→ **Data extract**
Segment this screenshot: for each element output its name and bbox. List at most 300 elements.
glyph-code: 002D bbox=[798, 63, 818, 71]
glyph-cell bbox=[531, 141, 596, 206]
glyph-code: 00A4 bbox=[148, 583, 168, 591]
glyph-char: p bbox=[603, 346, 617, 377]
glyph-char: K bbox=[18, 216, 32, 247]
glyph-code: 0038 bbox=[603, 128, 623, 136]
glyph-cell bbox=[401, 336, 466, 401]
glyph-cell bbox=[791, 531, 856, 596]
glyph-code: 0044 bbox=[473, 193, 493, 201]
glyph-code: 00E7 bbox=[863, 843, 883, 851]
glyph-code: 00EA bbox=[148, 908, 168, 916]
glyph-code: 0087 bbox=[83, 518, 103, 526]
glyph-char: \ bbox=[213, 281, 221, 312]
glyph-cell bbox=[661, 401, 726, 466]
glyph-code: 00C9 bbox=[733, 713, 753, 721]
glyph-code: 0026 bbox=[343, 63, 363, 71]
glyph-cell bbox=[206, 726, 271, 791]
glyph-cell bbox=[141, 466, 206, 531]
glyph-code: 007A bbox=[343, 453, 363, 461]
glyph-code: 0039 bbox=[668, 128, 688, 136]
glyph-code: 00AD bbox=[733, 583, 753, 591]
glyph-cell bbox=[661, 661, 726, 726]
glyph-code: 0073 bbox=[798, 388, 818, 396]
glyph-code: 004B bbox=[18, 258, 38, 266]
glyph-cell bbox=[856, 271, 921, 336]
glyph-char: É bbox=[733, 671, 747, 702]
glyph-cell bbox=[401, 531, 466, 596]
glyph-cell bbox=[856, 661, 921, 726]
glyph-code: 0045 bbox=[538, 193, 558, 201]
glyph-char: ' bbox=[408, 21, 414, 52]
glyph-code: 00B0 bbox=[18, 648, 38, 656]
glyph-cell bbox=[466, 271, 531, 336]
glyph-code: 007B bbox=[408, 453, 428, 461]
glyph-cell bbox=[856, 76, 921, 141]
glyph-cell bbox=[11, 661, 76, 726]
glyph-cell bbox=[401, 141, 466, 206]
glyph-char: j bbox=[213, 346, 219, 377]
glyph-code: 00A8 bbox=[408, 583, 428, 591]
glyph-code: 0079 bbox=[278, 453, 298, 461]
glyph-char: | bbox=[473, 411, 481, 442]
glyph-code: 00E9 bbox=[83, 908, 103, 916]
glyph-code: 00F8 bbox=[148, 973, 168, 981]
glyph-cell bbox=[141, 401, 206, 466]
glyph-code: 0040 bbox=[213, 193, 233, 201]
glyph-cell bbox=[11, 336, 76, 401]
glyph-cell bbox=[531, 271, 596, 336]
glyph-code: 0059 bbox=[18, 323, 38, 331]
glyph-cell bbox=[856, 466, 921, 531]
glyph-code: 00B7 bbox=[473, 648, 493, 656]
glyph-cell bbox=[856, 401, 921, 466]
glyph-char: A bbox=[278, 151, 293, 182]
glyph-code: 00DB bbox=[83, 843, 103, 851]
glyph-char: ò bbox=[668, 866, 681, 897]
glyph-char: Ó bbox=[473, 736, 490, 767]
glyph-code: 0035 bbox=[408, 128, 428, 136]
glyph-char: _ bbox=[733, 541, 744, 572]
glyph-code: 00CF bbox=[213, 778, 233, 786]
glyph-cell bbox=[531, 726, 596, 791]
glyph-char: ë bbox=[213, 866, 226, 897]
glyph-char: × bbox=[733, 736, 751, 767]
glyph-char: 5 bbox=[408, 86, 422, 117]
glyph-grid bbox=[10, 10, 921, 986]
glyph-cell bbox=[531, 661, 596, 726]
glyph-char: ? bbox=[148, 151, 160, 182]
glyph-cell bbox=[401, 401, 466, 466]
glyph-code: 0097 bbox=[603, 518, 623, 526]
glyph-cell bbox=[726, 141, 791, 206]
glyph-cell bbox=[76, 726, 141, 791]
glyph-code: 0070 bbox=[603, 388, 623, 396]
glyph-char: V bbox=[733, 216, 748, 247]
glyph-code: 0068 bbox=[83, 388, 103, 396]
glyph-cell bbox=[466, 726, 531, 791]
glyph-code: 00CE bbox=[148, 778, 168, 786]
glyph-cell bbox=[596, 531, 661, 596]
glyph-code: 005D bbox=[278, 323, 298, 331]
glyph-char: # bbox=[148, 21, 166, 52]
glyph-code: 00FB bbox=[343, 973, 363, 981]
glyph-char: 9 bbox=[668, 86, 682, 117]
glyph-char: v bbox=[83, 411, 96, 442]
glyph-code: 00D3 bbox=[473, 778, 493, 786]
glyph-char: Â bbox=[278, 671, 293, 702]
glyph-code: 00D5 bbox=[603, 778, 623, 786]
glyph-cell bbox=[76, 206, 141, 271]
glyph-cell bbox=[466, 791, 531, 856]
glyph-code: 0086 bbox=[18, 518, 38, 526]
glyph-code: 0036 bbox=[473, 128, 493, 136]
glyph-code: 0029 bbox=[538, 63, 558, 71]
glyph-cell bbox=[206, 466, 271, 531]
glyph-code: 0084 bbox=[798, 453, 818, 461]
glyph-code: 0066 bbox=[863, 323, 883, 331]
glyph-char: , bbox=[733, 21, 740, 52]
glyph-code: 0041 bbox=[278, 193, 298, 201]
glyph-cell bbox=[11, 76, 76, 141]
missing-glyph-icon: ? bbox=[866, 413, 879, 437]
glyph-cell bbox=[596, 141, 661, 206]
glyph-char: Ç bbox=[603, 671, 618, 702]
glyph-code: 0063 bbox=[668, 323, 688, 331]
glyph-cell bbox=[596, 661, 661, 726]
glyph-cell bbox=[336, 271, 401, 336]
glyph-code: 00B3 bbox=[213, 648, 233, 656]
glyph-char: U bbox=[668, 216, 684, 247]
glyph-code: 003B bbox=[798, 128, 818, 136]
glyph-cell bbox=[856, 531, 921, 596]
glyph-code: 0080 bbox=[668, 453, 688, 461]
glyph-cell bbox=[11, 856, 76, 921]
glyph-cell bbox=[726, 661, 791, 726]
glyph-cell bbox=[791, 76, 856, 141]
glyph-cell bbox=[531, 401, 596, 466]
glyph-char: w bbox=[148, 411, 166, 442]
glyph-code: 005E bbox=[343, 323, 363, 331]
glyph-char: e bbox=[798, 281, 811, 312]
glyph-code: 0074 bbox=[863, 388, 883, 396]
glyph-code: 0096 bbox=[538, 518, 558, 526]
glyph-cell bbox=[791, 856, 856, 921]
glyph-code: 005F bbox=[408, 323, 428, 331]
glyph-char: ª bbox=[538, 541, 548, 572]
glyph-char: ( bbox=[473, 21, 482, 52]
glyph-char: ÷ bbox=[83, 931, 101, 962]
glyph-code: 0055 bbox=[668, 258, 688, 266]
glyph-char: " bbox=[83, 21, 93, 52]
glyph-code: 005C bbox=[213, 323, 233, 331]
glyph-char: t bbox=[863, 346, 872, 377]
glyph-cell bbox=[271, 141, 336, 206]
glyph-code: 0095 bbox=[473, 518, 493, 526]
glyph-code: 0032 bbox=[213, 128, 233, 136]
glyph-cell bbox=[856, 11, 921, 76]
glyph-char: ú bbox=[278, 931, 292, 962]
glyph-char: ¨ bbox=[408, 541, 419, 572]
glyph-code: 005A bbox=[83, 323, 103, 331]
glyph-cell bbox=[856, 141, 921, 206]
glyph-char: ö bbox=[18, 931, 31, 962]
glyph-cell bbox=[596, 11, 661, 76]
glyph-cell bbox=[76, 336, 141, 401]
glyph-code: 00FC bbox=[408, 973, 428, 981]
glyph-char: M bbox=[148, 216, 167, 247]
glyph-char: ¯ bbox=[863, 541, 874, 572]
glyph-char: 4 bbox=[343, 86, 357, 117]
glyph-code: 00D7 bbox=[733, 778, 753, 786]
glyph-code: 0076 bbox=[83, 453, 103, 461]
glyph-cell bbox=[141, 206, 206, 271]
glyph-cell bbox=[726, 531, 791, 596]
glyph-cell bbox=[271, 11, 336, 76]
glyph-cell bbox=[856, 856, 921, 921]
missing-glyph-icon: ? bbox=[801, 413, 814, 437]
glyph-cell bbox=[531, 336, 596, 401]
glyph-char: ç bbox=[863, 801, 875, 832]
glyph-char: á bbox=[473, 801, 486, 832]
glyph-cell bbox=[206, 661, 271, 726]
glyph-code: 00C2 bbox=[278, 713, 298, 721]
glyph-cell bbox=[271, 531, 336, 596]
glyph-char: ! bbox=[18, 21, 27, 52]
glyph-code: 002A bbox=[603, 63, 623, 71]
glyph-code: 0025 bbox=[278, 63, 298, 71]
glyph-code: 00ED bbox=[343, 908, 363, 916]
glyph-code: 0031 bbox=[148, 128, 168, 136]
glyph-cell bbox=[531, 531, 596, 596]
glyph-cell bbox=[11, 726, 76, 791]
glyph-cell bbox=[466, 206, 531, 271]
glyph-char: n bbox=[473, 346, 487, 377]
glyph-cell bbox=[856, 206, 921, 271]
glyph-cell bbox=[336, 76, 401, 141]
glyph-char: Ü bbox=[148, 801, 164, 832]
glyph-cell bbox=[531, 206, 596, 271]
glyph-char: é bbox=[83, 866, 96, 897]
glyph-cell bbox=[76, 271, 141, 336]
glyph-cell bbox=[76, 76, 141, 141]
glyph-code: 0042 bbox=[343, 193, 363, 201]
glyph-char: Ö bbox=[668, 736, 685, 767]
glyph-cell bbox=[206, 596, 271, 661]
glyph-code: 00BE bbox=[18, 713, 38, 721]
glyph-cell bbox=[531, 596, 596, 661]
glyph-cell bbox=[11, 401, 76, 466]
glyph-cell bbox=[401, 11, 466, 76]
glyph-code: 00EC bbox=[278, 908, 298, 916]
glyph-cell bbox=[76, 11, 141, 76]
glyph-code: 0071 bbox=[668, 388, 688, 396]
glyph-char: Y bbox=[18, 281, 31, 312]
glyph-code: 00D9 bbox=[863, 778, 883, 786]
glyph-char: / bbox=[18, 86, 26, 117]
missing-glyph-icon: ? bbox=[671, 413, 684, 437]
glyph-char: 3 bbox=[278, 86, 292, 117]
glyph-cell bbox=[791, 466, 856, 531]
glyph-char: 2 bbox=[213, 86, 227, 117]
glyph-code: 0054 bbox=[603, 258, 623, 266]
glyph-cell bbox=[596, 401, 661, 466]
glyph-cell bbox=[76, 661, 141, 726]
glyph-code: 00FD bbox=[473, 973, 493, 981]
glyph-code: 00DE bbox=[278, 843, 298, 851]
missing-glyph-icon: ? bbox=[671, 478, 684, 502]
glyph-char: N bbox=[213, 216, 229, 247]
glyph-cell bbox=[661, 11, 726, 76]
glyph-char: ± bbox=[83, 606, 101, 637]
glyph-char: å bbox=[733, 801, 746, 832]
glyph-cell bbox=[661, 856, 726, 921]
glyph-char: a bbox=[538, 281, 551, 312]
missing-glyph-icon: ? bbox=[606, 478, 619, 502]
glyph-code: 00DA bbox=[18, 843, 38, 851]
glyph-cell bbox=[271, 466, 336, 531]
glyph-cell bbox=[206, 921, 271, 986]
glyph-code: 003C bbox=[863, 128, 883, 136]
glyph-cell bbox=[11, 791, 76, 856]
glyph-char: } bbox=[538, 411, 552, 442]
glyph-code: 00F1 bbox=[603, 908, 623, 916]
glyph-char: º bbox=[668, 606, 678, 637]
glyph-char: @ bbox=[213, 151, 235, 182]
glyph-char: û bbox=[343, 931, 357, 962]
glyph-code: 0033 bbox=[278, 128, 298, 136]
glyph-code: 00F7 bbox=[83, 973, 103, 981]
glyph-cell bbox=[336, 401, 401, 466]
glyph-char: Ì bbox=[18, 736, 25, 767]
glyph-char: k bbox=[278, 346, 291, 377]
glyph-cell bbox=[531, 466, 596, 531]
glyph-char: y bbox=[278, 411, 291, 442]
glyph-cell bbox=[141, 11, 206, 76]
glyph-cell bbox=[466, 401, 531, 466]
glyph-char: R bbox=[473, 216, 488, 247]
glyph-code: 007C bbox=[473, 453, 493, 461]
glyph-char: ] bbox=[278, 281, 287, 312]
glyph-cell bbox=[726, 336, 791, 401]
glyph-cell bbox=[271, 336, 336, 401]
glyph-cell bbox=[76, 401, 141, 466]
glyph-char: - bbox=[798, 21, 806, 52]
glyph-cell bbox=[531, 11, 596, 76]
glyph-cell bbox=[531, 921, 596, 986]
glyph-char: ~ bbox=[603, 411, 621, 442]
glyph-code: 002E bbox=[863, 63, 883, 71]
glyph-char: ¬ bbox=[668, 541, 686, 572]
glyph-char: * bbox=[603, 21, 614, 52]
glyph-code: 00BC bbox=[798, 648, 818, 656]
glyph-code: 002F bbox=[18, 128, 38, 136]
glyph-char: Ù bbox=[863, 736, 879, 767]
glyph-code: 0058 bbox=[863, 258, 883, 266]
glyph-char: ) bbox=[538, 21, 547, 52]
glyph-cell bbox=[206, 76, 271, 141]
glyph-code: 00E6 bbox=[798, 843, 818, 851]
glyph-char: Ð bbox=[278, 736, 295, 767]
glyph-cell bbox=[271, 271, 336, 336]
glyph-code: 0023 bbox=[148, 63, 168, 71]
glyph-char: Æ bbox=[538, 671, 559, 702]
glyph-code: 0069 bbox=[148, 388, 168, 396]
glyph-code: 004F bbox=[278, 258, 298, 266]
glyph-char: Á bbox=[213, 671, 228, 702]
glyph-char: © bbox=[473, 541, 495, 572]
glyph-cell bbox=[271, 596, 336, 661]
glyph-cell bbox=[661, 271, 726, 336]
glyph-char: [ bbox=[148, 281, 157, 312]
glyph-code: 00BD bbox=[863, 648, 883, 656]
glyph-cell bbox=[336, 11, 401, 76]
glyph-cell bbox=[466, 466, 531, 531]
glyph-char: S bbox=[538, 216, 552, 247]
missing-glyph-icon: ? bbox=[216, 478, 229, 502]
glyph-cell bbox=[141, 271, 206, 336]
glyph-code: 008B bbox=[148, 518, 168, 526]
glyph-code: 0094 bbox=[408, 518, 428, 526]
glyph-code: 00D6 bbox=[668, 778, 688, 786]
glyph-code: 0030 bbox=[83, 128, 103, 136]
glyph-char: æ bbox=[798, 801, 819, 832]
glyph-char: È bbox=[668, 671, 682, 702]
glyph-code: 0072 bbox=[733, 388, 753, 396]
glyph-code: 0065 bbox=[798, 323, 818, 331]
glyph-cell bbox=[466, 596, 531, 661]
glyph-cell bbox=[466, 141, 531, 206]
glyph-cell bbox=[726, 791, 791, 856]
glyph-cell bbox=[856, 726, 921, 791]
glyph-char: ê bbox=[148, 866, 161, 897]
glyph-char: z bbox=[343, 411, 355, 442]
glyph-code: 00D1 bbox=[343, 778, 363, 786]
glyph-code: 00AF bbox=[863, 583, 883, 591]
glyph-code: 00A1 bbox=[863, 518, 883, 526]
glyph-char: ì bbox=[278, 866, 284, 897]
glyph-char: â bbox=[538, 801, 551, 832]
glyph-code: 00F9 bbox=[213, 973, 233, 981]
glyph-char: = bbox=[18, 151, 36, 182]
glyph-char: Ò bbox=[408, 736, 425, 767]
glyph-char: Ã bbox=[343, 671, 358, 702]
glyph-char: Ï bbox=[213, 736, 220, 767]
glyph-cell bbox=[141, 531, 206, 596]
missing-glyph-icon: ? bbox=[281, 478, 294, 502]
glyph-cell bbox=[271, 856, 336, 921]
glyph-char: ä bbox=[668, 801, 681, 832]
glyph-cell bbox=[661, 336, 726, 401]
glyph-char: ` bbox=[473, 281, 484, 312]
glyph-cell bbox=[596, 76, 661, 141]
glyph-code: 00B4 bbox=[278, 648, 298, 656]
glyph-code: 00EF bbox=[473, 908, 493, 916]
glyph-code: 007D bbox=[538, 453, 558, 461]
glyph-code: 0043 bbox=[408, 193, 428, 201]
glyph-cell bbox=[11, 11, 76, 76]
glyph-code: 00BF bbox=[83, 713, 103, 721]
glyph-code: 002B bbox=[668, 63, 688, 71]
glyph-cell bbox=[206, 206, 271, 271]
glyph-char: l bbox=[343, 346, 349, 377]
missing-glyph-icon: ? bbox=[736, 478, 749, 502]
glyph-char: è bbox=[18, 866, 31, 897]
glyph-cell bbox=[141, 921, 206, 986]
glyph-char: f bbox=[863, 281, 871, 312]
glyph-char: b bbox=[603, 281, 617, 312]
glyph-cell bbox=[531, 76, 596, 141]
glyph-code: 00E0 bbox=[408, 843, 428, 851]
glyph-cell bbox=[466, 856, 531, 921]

→ **What you need to do**
Copy the data above word for word, from its first line through the line that contains "glyph-char: K bbox=[18, 216, 32, 247]", including both of those lines.

→ **Exercise solution**
Segment this screenshot: for each element output its name and bbox. List at most 300 elements.
glyph-code: 002D bbox=[798, 63, 818, 71]
glyph-cell bbox=[531, 141, 596, 206]
glyph-code: 00A4 bbox=[148, 583, 168, 591]
glyph-char: p bbox=[603, 346, 617, 377]
glyph-char: K bbox=[18, 216, 32, 247]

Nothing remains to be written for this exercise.